INPUT MATERIAL:

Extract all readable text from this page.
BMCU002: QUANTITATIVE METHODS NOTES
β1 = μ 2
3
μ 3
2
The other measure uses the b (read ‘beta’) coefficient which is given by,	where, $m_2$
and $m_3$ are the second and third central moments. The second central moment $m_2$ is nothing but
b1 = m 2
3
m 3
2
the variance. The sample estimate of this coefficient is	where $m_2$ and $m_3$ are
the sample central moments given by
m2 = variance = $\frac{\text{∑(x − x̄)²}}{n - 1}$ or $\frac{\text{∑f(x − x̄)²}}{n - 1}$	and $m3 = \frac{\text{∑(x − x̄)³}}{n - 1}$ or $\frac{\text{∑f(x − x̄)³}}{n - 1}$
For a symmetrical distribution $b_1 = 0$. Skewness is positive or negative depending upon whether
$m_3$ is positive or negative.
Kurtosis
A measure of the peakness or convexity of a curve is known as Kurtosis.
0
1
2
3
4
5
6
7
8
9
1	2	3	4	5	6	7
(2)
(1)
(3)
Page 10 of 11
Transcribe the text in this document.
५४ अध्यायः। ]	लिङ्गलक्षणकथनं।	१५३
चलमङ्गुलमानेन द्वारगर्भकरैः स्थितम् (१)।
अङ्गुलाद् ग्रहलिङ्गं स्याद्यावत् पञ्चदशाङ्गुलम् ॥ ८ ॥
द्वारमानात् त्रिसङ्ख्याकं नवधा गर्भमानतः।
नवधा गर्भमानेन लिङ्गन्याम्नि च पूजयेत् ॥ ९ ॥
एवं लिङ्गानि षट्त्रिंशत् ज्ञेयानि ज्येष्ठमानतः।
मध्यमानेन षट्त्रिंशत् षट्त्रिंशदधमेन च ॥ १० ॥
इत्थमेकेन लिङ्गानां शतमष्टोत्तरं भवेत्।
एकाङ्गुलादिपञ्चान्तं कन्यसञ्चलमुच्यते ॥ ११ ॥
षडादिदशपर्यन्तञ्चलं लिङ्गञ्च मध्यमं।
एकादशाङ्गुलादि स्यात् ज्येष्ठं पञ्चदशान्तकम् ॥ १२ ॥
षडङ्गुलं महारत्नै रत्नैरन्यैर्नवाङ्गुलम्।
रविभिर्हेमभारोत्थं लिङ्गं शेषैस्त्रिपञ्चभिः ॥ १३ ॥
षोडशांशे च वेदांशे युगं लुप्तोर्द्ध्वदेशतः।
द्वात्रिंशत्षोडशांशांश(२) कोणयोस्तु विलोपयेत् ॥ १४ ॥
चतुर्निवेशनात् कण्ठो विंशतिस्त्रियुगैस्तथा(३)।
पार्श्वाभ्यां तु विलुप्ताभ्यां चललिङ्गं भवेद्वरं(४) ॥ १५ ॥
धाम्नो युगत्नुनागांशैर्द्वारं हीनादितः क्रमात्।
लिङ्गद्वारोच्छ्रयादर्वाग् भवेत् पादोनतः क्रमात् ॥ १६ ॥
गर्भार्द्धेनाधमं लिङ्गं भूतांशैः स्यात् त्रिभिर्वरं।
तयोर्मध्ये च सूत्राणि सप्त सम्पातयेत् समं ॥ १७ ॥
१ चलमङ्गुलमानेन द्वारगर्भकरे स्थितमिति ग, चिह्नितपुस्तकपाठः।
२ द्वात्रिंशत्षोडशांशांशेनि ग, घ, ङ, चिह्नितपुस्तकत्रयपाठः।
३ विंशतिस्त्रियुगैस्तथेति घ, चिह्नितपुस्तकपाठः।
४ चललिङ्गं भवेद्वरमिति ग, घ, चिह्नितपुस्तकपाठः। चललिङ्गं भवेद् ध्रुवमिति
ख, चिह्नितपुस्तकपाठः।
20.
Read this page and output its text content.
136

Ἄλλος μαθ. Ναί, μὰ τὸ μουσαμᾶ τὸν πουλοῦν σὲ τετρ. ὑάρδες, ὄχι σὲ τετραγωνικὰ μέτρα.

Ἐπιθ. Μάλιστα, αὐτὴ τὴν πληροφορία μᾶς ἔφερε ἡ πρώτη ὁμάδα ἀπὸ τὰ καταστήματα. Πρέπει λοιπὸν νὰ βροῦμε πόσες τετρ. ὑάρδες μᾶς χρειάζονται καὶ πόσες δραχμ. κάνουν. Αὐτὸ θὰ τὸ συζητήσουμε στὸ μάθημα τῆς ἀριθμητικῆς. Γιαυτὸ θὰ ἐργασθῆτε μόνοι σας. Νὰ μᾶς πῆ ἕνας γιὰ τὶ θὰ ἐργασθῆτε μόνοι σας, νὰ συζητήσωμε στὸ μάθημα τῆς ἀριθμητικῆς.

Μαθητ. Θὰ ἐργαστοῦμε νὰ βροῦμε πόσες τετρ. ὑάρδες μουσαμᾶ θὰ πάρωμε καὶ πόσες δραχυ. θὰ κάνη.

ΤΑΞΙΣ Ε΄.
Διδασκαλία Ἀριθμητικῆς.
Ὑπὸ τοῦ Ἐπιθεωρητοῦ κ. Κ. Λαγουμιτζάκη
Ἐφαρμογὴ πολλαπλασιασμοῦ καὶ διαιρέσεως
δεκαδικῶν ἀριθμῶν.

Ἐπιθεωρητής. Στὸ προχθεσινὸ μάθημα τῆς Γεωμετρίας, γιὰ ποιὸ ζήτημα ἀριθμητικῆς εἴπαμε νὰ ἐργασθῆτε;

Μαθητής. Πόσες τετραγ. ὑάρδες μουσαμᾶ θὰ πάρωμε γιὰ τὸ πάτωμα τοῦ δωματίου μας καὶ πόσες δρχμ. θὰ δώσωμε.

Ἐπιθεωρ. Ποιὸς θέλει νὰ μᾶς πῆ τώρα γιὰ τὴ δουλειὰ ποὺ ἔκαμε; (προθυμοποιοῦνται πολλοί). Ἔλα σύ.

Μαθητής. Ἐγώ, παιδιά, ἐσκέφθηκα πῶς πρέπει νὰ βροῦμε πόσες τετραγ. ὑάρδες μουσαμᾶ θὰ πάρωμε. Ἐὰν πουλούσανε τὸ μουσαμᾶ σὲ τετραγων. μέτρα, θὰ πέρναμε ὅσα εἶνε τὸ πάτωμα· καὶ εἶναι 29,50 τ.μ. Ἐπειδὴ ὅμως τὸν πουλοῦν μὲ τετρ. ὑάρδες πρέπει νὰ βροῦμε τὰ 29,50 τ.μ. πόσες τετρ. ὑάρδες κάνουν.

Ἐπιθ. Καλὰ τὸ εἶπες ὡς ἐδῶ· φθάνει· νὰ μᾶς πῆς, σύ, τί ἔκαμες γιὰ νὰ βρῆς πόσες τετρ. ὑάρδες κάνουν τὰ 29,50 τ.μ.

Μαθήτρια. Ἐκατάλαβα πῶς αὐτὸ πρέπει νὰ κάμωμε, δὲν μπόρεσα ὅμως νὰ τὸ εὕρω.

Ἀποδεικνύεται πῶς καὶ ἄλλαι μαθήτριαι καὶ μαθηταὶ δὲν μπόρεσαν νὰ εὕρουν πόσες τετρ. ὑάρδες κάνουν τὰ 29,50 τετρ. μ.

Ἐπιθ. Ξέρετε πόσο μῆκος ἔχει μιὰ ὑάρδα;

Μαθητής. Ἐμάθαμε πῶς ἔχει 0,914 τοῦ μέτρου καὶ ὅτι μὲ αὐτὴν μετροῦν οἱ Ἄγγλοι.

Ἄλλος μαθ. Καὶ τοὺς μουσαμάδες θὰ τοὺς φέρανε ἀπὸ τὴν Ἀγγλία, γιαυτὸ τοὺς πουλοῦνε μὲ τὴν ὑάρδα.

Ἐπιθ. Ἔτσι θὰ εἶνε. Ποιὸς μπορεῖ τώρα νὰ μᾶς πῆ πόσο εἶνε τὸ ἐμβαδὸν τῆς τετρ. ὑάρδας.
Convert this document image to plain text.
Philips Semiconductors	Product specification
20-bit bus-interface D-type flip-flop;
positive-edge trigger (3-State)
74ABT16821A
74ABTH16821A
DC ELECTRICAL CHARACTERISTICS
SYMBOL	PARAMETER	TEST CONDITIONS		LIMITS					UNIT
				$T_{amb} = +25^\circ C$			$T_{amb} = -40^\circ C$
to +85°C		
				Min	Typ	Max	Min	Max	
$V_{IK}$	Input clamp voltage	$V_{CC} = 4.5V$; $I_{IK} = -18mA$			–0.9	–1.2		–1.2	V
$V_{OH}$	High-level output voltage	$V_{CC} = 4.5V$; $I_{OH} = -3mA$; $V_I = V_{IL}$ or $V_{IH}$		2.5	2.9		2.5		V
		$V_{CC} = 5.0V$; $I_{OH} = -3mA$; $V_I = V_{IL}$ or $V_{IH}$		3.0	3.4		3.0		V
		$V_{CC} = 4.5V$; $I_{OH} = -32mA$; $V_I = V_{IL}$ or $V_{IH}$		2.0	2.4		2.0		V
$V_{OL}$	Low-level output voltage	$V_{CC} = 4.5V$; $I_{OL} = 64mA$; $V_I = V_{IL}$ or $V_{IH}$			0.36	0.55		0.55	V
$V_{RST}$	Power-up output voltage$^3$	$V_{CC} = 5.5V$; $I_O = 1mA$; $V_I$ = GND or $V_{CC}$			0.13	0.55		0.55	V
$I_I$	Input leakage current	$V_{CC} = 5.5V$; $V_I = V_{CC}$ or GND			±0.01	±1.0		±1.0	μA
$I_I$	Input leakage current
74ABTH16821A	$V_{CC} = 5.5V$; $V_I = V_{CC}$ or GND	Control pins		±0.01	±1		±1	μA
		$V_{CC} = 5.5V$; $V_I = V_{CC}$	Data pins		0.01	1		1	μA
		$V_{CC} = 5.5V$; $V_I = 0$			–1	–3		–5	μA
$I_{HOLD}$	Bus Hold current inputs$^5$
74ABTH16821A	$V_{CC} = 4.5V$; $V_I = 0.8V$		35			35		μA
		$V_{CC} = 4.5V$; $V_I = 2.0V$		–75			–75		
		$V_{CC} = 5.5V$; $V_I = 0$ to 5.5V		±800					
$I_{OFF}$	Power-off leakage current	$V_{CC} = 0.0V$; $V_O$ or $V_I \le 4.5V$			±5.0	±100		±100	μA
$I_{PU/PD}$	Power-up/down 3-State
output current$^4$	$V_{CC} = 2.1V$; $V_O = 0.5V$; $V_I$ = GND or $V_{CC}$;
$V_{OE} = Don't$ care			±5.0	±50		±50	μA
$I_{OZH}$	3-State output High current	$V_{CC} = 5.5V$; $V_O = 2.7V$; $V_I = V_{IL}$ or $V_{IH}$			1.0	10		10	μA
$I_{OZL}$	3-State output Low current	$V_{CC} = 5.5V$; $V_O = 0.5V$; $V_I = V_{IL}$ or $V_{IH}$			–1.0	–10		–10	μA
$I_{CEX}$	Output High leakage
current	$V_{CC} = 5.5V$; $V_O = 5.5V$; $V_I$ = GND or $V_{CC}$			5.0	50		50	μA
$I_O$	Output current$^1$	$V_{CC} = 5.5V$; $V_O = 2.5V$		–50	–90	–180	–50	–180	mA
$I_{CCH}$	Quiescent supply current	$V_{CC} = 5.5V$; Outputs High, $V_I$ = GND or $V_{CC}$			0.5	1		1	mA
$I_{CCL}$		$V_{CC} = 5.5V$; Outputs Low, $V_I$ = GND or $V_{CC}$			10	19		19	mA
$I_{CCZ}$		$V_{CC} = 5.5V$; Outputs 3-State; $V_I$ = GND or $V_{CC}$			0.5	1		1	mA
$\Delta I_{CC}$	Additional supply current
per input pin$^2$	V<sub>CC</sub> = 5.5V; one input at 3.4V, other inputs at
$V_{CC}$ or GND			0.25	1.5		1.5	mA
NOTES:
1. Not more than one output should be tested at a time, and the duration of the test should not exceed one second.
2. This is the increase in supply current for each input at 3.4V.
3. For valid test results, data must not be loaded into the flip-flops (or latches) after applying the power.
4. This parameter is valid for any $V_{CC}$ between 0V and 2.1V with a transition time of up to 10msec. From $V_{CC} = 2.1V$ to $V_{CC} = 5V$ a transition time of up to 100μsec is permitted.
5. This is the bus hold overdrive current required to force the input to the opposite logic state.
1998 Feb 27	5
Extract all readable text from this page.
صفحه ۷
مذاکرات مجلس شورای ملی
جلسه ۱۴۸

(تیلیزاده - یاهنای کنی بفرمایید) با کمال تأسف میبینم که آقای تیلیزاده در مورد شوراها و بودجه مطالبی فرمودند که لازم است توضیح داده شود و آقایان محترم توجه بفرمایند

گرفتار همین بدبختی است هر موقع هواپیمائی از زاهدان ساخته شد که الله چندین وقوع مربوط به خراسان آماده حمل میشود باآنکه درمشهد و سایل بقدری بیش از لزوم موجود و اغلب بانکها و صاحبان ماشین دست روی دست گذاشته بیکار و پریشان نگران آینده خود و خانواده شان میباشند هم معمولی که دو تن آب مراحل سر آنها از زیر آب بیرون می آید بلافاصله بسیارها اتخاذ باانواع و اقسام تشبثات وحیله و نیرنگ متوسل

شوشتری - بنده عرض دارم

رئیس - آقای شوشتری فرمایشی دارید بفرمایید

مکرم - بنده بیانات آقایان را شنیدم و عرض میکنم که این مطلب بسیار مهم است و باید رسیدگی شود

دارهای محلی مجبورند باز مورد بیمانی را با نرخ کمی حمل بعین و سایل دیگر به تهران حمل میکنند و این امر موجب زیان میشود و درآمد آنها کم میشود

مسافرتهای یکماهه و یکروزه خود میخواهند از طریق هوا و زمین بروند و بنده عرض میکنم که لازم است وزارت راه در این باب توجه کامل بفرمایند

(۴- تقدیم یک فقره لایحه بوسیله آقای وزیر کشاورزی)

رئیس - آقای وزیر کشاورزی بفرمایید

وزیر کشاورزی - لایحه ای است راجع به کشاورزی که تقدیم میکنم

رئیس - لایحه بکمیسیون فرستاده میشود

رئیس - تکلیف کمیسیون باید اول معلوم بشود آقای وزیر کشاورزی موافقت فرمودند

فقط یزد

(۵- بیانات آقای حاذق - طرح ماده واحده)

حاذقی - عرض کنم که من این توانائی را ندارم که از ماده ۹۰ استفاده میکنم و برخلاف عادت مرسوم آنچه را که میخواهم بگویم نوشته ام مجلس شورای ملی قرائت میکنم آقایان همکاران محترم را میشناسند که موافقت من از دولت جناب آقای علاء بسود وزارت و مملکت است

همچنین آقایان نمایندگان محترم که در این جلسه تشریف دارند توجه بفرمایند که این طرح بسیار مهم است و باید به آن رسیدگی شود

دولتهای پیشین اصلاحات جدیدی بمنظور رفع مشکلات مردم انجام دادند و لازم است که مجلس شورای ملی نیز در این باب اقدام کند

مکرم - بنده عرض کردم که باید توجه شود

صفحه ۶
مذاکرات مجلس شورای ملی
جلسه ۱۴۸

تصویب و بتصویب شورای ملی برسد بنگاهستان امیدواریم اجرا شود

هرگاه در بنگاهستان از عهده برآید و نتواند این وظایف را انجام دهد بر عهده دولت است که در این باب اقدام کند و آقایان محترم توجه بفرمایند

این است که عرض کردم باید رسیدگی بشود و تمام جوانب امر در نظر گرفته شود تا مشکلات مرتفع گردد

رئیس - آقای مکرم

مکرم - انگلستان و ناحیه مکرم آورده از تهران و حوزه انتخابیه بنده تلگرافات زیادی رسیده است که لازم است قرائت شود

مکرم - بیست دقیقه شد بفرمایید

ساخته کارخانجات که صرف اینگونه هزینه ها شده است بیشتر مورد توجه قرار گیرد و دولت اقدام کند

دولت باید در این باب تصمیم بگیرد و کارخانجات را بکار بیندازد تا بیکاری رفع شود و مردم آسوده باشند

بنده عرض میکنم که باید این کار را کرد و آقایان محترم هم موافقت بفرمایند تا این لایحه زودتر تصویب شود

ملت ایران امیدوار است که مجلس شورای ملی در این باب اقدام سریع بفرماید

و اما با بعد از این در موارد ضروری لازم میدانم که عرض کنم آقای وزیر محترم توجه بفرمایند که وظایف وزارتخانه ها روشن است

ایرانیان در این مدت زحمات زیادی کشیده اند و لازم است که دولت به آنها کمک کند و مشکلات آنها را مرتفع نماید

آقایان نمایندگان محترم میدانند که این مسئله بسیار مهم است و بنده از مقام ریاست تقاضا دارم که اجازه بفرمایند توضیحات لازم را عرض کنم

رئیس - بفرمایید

EXERCISE DESCRIPTION:
Using the entries above, return each line that includes the word "زیادی".

FULL SOLUTION:
مکرم - انگلستان و ناحیه مکرم آورده از تهران و حوزه انتخابیه بنده تلگرافات زیادی رسیده است که لازم است قرائت شود
ایرانیان در این مدت زحمات زیادی کشیده اند و لازم است که دولت به آنها کمک کند و مشکلات آنها را مرتفع نماید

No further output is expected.